* GOAL OF THE EXERCISE *
Output each entry below as it stands, leaving out every picture.

+++

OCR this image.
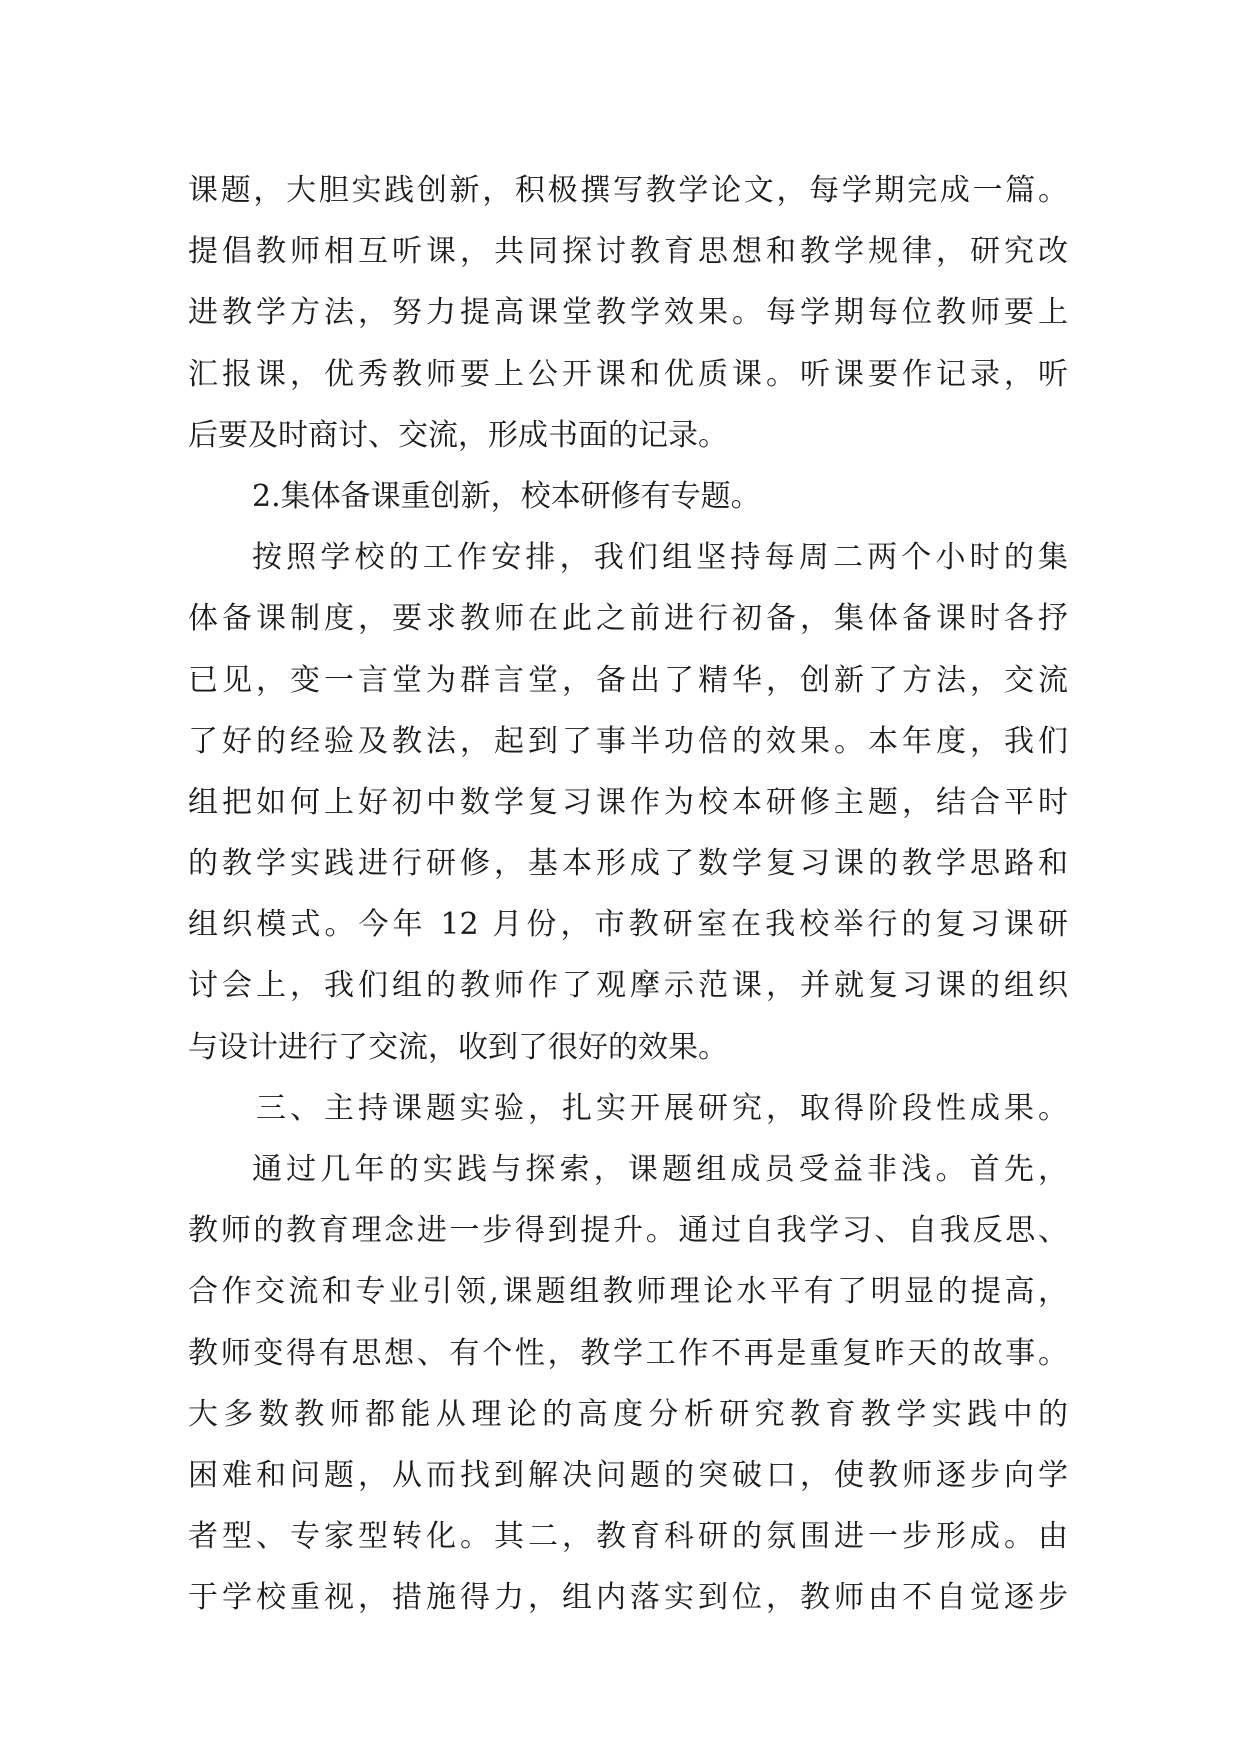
课题，大胆实践创新，积极撰写教学论文，每学期完成一篇。
提倡教师相互听课，共同探讨教育思想和教学规律，研究改
进教学方法，努力提高课堂教学效果。每学期每位教师要上
汇报课，优秀教师要上公开课和优质课。听课要作记录，听
后要及时商讨、交流，形成书面的记录。
2.集体备课重创新，校本研修有专题。
按照学校的工作安排，我们组坚持每周二两个小时的集
体备课制度，要求教师在此之前进行初备，集体备课时各抒
已见，变一言堂为群言堂，备出了精华，创新了方法，交流
了好的经验及教法，起到了事半功倍的效果。本年度，我们
组把如何上好初中数学复习课作为校本研修主题，结合平时
的教学实践进行研修，基本形成了数学复习课的教学思路和
组织模式。今年 12 月份，市教研室在我校举行的复习课研
讨会上，我们组的教师作了观摩示范课，并就复习课的组织
与设计进行了交流，收到了很好的效果。
三、主持课题实验，扎实开展研究，取得阶段性成果。
通过几年的实践与探索，课题组成员受益非浅。首先，
教师的教育理念进一步得到提升。通过自我学习、自我反思、
合作交流和专业引领,课题组教师理论水平有了明显的提高，
教师变得有思想、有个性，教学工作不再是重复昨天的故事。
大多数教师都能从理论的高度分析研究教育教学实践中的
困难和问题，从而找到解决问题的突破口，使教师逐步向学
者型、专家型转化。其二，教育科研的氛围进一步形成。由
于学校重视，措施得力，组内落实到位，教师由不自觉逐步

+++

* ANSWER TO THIS PROBLEM *
OCR this image.
课题，大胆实践创新，积极撰写教学论文，每学期完成一篇。
提倡教师相互听课，共同探讨教育思想和教学规律，研究改
进教学方法，努力提高课堂教学效果。每学期每位教师要上
汇报课，优秀教师要上公开课和优质课。听课要作记录，听
后要及时商讨、交流，形成书面的记录。
2.集体备课重创新，校本研修有专题。
按照学校的工作安排，我们组坚持每周二两个小时的集
体备课制度，要求教师在此之前进行初备，集体备课时各抒
已见，变一言堂为群言堂，备出了精华，创新了方法，交流
了好的经验及教法，起到了事半功倍的效果。本年度，我们
组把如何上好初中数学复习课作为校本研修主题，结合平时
的教学实践进行研修，基本形成了数学复习课的教学思路和
组织模式。今年 12 月份，市教研室在我校举行的复习课研
讨会上，我们组的教师作了观摩示范课，并就复习课的组织
与设计进行了交流，收到了很好的效果。
三、主持课题实验，扎实开展研究，取得阶段性成果。
通过几年的实践与探索，课题组成员受益非浅。首先，
教师的教育理念进一步得到提升。通过自我学习、自我反思、
合作交流和专业引领,课题组教师理论水平有了明显的提高，
教师变得有思想、有个性，教学工作不再是重复昨天的故事。
大多数教师都能从理论的高度分析研究教育教学实践中的
困难和问题，从而找到解决问题的突破口，使教师逐步向学
者型、专家型转化。其二，教育科研的氛围进一步形成。由
于学校重视，措施得力，组内落实到位，教师由不自觉逐步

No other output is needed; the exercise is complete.